Records from a data source:
-*-
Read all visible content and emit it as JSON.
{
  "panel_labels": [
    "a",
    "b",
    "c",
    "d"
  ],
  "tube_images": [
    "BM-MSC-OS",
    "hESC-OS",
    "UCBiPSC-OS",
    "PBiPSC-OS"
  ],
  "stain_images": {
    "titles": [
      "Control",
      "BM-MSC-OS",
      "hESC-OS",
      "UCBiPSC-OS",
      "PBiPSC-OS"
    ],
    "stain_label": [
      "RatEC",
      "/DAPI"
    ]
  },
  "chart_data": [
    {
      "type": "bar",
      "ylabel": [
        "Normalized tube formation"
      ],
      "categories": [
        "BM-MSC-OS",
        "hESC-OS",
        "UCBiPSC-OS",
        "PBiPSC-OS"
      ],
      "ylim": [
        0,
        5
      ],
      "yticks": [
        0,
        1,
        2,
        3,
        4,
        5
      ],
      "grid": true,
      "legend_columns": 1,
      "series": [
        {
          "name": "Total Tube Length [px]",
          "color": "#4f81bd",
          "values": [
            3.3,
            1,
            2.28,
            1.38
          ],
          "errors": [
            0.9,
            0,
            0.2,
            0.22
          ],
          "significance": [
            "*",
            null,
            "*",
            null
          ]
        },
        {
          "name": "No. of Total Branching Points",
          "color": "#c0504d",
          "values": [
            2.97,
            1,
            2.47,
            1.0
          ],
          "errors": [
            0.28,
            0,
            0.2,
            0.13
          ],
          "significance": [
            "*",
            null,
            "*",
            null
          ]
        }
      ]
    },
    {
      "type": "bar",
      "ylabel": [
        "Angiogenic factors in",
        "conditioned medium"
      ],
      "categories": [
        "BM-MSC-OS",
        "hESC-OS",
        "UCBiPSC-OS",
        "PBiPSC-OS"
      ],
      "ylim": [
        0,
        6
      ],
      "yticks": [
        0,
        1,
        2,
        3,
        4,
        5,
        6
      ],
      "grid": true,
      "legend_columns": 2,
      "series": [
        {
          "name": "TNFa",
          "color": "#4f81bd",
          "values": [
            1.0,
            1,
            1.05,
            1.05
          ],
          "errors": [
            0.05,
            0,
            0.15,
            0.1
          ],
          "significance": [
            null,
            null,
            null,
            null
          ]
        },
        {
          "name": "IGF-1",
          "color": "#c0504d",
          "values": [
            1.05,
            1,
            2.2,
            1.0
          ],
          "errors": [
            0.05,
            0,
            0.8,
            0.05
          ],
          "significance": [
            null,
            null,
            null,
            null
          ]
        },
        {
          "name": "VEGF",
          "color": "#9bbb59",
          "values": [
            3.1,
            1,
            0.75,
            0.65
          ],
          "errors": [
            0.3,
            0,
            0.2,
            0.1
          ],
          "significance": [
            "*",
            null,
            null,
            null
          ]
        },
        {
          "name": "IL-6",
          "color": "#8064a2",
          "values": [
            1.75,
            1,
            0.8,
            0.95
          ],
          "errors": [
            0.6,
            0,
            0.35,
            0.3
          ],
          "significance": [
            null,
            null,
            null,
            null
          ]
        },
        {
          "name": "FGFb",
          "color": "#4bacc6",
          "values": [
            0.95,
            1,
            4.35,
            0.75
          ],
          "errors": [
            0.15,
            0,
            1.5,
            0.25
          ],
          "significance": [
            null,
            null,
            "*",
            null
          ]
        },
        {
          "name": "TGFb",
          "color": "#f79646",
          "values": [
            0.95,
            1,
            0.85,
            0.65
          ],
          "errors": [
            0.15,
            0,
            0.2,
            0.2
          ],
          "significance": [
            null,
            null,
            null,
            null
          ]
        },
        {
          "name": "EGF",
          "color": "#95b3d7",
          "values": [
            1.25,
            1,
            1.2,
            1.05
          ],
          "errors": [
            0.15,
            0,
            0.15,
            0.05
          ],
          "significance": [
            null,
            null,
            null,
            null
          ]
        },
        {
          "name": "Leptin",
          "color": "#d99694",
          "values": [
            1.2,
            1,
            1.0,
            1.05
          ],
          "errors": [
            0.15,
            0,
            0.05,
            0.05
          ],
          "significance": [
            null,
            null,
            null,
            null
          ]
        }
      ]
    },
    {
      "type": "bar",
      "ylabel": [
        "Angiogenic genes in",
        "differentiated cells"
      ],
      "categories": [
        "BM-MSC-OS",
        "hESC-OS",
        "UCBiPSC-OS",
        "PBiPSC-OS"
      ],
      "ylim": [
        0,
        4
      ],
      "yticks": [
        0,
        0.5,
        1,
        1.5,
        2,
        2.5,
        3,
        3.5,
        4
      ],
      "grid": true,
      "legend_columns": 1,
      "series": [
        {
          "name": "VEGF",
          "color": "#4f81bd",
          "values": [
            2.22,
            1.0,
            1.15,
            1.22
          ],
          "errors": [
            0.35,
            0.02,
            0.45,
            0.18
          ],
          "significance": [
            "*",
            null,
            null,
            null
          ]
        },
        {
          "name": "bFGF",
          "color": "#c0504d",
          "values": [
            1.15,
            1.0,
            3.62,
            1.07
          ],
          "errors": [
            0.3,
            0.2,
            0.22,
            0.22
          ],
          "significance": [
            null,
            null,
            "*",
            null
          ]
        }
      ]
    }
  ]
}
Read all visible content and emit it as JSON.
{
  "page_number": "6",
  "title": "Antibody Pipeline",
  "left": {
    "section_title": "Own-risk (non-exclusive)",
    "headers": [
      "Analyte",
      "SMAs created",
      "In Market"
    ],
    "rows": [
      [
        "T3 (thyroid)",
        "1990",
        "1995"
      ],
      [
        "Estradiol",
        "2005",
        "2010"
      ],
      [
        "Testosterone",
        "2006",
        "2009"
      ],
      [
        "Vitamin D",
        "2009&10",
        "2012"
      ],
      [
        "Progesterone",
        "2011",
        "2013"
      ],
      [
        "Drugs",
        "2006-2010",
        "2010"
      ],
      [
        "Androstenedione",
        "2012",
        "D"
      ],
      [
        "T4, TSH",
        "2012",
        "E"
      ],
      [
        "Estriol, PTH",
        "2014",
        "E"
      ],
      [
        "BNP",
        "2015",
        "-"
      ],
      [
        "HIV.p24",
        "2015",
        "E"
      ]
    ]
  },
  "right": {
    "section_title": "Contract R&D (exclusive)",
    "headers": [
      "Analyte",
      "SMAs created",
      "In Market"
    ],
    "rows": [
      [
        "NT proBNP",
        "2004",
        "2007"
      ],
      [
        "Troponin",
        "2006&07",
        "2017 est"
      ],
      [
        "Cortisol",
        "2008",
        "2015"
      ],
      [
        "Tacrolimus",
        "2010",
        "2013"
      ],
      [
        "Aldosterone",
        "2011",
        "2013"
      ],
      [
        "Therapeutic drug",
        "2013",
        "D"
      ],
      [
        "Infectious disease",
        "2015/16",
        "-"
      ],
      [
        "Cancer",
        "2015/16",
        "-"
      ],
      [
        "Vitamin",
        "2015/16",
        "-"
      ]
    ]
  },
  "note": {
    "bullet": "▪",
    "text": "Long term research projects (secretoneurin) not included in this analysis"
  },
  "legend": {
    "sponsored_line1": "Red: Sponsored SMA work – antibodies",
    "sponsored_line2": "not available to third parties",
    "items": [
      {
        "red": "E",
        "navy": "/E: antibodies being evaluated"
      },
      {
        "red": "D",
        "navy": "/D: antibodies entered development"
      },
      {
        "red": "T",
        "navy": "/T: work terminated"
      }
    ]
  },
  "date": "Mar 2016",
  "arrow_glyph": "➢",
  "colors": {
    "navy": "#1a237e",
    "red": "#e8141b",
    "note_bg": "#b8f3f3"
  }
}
-*-
## What the task requires
The records above need to be output again, verbatim.

## Result of this task
Read all visible content and emit it as JSON.
{
  "panel_labels": [
    "a",
    "b",
    "c",
    "d"
  ],
  "tube_images": [
    "BM-MSC-OS",
    "hESC-OS",
    "UCBiPSC-OS",
    "PBiPSC-OS"
  ],
  "stain_images": {
    "titles": [
      "Control",
      "BM-MSC-OS",
      "hESC-OS",
      "UCBiPSC-OS",
      "PBiPSC-OS"
    ],
    "stain_label": [
      "RatEC",
      "/DAPI"
    ]
  },
  "chart_data": [
    {
      "type": "bar",
      "ylabel": [
        "Normalized tube formation"
      ],
      "categories": [
        "BM-MSC-OS",
        "hESC-OS",
        "UCBiPSC-OS",
        "PBiPSC-OS"
      ],
      "ylim": [
        0,
        5
      ],
      "yticks": [
        0,
        1,
        2,
        3,
        4,
        5
      ],
      "grid": true,
      "legend_columns": 1,
      "series": [
        {
          "name": "Total Tube Length [px]",
          "color": "#4f81bd",
          "values": [
            3.3,
            1,
            2.28,
            1.38
          ],
          "errors": [
            0.9,
            0,
            0.2,
            0.22
          ],
          "significance": [
            "*",
            null,
            "*",
            null
          ]
        },
        {
          "name": "No. of Total Branching Points",
          "color": "#c0504d",
          "values": [
            2.97,
            1,
            2.47,
            1.0
          ],
          "errors": [
            0.28,
            0,
            0.2,
            0.13
          ],
          "significance": [
            "*",
            null,
            "*",
            null
          ]
        }
      ]
    },
    {
      "type": "bar",
      "ylabel": [
        "Angiogenic factors in",
        "conditioned medium"
      ],
      "categories": [
        "BM-MSC-OS",
        "hESC-OS",
        "UCBiPSC-OS",
        "PBiPSC-OS"
      ],
      "ylim": [
        0,
        6
      ],
      "yticks": [
        0,
        1,
        2,
        3,
        4,
        5,
        6
      ],
      "grid": true,
      "legend_columns": 2,
      "series": [
        {
          "name": "TNFa",
          "color": "#4f81bd",
          "values": [
            1.0,
            1,
            1.05,
            1.05
          ],
          "errors": [
            0.05,
            0,
            0.15,
            0.1
          ],
          "significance": [
            null,
            null,
            null,
            null
          ]
        },
        {
          "name": "IGF-1",
          "color": "#c0504d",
          "values": [
            1.05,
            1,
            2.2,
            1.0
          ],
          "errors": [
            0.05,
            0,
            0.8,
            0.05
          ],
          "significance": [
            null,
            null,
            null,
            null
          ]
        },
        {
          "name": "VEGF",
          "color": "#9bbb59",
          "values": [
            3.1,
            1,
            0.75,
            0.65
          ],
          "errors": [
            0.3,
            0,
            0.2,
            0.1
          ],
          "significance": [
            "*",
            null,
            null,
            null
          ]
        },
        {
          "name": "IL-6",
          "color": "#8064a2",
          "values": [
            1.75,
            1,
            0.8,
            0.95
          ],
          "errors": [
            0.6,
            0,
            0.35,
            0.3
          ],
          "significance": [
            null,
            null,
            null,
            null
          ]
        },
        {
          "name": "FGFb",
          "color": "#4bacc6",
          "values": [
            0.95,
            1,
            4.35,
            0.75
          ],
          "errors": [
            0.15,
            0,
            1.5,
            0.25
          ],
          "significance": [
            null,
            null,
            "*",
            null
          ]
        },
        {
          "name": "TGFb",
          "color": "#f79646",
          "values": [
            0.95,
            1,
            0.85,
            0.65
          ],
          "errors": [
            0.15,
            0,
            0.2,
            0.2
          ],
          "significance": [
            null,
            null,
            null,
            null
          ]
        },
        {
          "name": "EGF",
          "color": "#95b3d7",
          "values": [
            1.25,
            1,
            1.2,
            1.05
          ],
          "errors": [
            0.15,
            0,
            0.15,
            0.05
          ],
          "significance": [
            null,
            null,
            null,
            null
          ]
        },
        {
          "name": "Leptin",
          "color": "#d99694",
          "values": [
            1.2,
            1,
            1.0,
            1.05
          ],
          "errors": [
            0.15,
            0,
            0.05,
            0.05
          ],
          "significance": [
            null,
            null,
            null,
            null
          ]
        }
      ]
    },
    {
      "type": "bar",
      "ylabel": [
        "Angiogenic genes in",
        "differentiated cells"
      ],
      "categories": [
        "BM-MSC-OS",
        "hESC-OS",
        "UCBiPSC-OS",
        "PBiPSC-OS"
      ],
      "ylim": [
        0,
        4
      ],
      "yticks": [
        0,
        0.5,
        1,
        1.5,
        2,
        2.5,
        3,
        3.5,
        4
      ],
      "grid": true,
      "legend_columns": 1,
      "series": [
        {
          "name": "VEGF",
          "color": "#4f81bd",
          "values": [
            2.22,
            1.0,
            1.15,
            1.22
          ],
          "errors": [
            0.35,
            0.02,
            0.45,
            0.18
          ],
          "significance": [
            "*",
            null,
            null,
            null
          ]
        },
        {
          "name": "bFGF",
          "color": "#c0504d",
          "values": [
            1.15,
            1.0,
            3.62,
            1.07
          ],
          "errors": [
            0.3,
            0.2,
            0.22,
            0.22
          ],
          "significance": [
            null,
            null,
            "*",
            null
          ]
        }
      ]
    }
  ]
}
Read all visible content and emit it as JSON.
{
  "page_number": "6",
  "title": "Antibody Pipeline",
  "left": {
    "section_title": "Own-risk (non-exclusive)",
    "headers": [
      "Analyte",
      "SMAs created",
      "In Market"
    ],
    "rows": [
      [
        "T3 (thyroid)",
        "1990",
        "1995"
      ],
      [
        "Estradiol",
        "2005",
        "2010"
      ],
      [
        "Testosterone",
        "2006",
        "2009"
      ],
      [
        "Vitamin D",
        "2009&10",
        "2012"
      ],
      [
        "Progesterone",
        "2011",
        "2013"
      ],
      [
        "Drugs",
        "2006-2010",
        "2010"
      ],
      [
        "Androstenedione",
        "2012",
        "D"
      ],
      [
        "T4, TSH",
        "2012",
        "E"
      ],
      [
        "Estriol, PTH",
        "2014",
        "E"
      ],
      [
        "BNP",
        "2015",
        "-"
      ],
      [
        "HIV.p24",
        "2015",
        "E"
      ]
    ]
  },
  "right": {
    "section_title": "Contract R&D (exclusive)",
    "headers": [
      "Analyte",
      "SMAs created",
      "In Market"
    ],
    "rows": [
      [
        "NT proBNP",
        "2004",
        "2007"
      ],
      [
        "Troponin",
        "2006&07",
        "2017 est"
      ],
      [
        "Cortisol",
        "2008",
        "2015"
      ],
      [
        "Tacrolimus",
        "2010",
        "2013"
      ],
      [
        "Aldosterone",
        "2011",
        "2013"
      ],
      [
        "Therapeutic drug",
        "2013",
        "D"
      ],
      [
        "Infectious disease",
        "2015/16",
        "-"
      ],
      [
        "Cancer",
        "2015/16",
        "-"
      ],
      [
        "Vitamin",
        "2015/16",
        "-"
      ]
    ]
  },
  "note": {
    "bullet": "▪",
    "text": "Long term research projects (secretoneurin) not included in this analysis"
  },
  "legend": {
    "sponsored_line1": "Red: Sponsored SMA work – antibodies",
    "sponsored_line2": "not available to third parties",
    "items": [
      {
        "red": "E",
        "navy": "/E: antibodies being evaluated"
      },
      {
        "red": "D",
        "navy": "/D: antibodies entered development"
      },
      {
        "red": "T",
        "navy": "/T: work terminated"
      }
    ]
  },
  "date": "Mar 2016",
  "arrow_glyph": "➢",
  "colors": {
    "navy": "#1a237e",
    "red": "#e8141b",
    "note_bg": "#b8f3f3"
  }
}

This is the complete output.